Exercise details: Where a line holds the string "indicators", return that line.

>> Start

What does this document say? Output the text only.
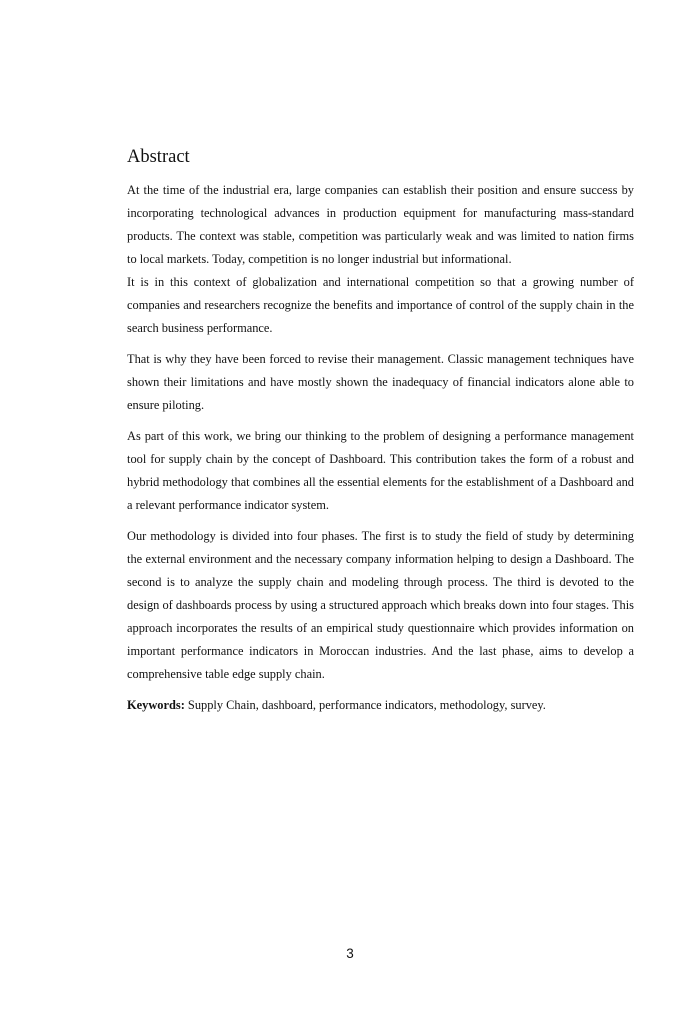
Abstract

At the time of the industrial era, large companies can establish their position and ensure success by incorporating technological advances in production equipment for manufacturing mass-standard products. The context was stable, competition was particularly weak and was limited to nation firms to local markets. Today, competition is no longer industrial but informational.

It is in this context of globalization and international competition so that a growing number of companies and researchers recognize the benefits and importance of control of the supply chain in the search business performance.

That is why they have been forced to revise their management. Classic management techniques have shown their limitations and have mostly shown the inadequacy of financial indicators alone able to ensure piloting.

As part of this work, we bring our thinking to the problem of designing a performance management tool for supply chain by the concept of Dashboard. This contribution takes the form of a robust and hybrid methodology that combines all the essential elements for the establishment of a Dashboard and a relevant performance indicator system.

Our methodology is divided into four phases. The first is to study the field of study by determining the external environment and the necessary company information helping to design a Dashboard. The second is to analyze the supply chain and modeling through process. The third is devoted to the design of dashboards process by using a structured approach which breaks down into four stages. This approach incorporates the results of an empirical study questionnaire which provides information on important performance indicators in Moroccan industries. And the last phase, aims to develop a comprehensive table edge supply chain.

Keywords: Supply Chain, dashboard, performance indicators, methodology, survey.
3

>> End

The response:
That is why they have been forced to revise their management. Classic management techniques have shown their limitations and have mostly shown the inadequacy of financial indicators alone able to ensure piloting.
Our methodology is divided into four phases. The first is to study the field of study by determining the external environment and the necessary company information helping to design a Dashboard. The second is to analyze the supply chain and modeling through process. The third is devoted to the design of dashboards process by using a structured approach which breaks down into four stages. This approach incorporates the results of an empirical study questionnaire which provides information on important performance indicators in Moroccan industries. And the last phase, aims to develop a comprehensive table edge supply chain.
Keywords: Supply Chain, dashboard, performance indicators, methodology, survey.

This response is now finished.